Extracted records:
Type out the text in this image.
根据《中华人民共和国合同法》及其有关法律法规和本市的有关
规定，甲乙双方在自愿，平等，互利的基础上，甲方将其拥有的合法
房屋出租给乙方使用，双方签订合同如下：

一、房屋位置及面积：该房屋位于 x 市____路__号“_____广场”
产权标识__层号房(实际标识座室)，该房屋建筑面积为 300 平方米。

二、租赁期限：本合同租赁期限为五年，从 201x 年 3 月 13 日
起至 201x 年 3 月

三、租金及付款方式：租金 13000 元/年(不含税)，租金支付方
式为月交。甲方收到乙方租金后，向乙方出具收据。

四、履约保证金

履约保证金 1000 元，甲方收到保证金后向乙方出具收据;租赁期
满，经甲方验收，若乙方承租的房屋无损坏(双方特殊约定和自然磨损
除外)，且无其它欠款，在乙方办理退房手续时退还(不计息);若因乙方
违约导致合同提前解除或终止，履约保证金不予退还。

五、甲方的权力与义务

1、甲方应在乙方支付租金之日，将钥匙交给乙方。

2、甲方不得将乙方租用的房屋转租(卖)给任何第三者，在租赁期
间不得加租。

---

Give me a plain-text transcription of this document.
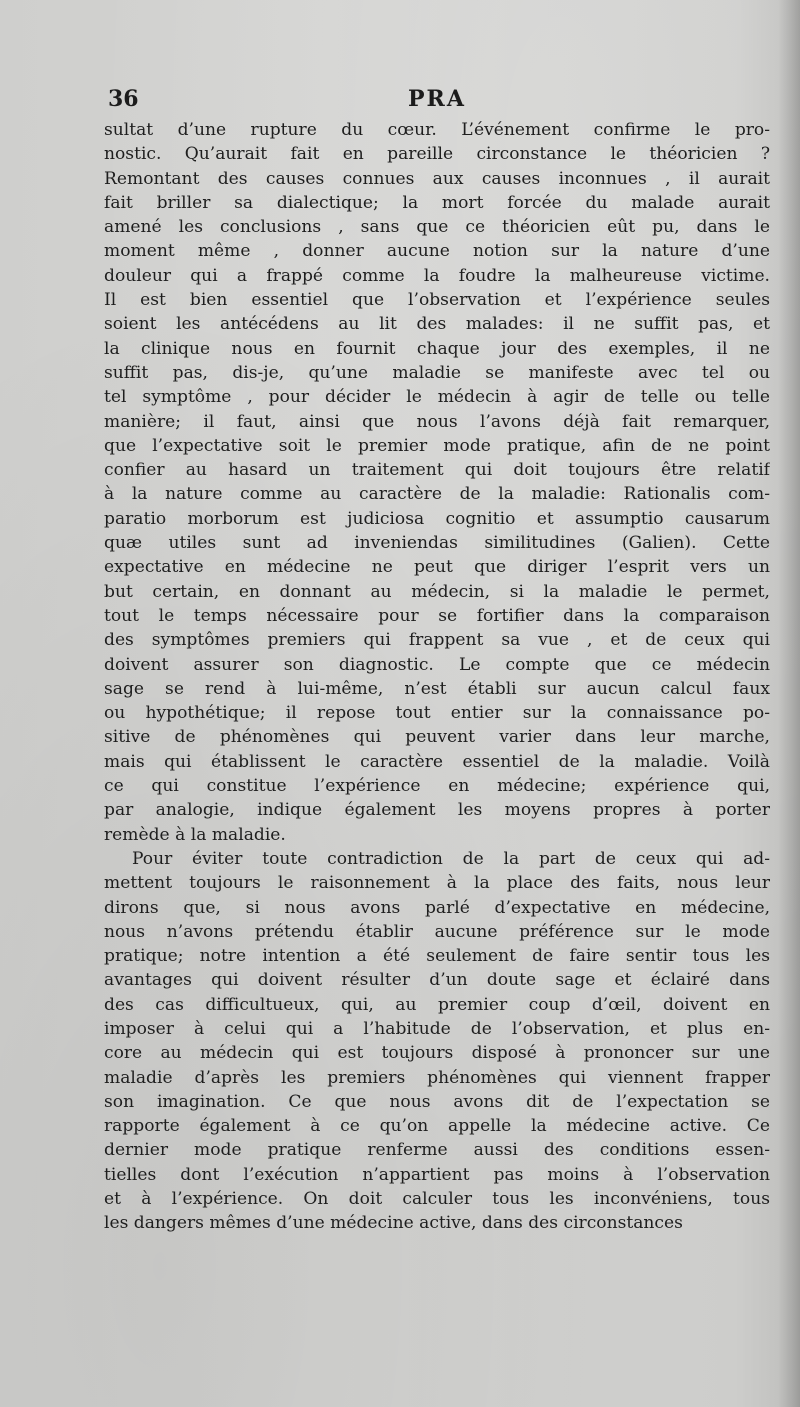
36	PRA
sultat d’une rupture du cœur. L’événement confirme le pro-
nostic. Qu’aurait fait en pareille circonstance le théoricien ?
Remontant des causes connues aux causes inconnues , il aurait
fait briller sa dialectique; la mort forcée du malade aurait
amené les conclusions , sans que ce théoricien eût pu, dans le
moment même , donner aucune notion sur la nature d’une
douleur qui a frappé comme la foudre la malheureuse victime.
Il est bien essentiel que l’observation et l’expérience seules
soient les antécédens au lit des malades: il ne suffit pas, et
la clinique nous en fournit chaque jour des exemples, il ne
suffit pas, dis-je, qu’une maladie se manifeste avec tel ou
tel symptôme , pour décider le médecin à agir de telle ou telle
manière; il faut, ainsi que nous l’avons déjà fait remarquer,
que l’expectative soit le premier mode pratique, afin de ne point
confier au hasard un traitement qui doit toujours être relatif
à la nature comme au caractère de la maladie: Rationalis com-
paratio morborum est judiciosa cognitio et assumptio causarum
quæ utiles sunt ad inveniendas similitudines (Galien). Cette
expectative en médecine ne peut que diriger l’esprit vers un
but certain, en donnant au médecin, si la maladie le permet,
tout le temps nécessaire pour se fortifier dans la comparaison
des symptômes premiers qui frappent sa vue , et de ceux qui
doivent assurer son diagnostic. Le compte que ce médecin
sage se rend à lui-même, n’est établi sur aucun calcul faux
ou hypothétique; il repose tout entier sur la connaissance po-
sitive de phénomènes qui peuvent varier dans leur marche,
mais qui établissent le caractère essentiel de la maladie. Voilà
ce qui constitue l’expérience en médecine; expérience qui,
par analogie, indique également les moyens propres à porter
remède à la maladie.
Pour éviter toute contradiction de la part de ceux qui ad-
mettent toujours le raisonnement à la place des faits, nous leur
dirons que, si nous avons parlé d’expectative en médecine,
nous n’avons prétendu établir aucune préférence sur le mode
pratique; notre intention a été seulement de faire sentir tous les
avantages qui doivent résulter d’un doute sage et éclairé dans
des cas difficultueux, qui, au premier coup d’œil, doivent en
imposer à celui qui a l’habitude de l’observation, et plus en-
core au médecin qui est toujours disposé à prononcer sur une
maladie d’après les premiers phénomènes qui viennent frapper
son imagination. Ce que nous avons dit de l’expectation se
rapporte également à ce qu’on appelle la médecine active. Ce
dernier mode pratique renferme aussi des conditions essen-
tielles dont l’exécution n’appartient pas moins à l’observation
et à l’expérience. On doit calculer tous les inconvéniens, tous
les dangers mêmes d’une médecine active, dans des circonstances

» What the task asks
How many lines in the listing above contain the string "théoricien"? Answer with the number only.

» Task result
2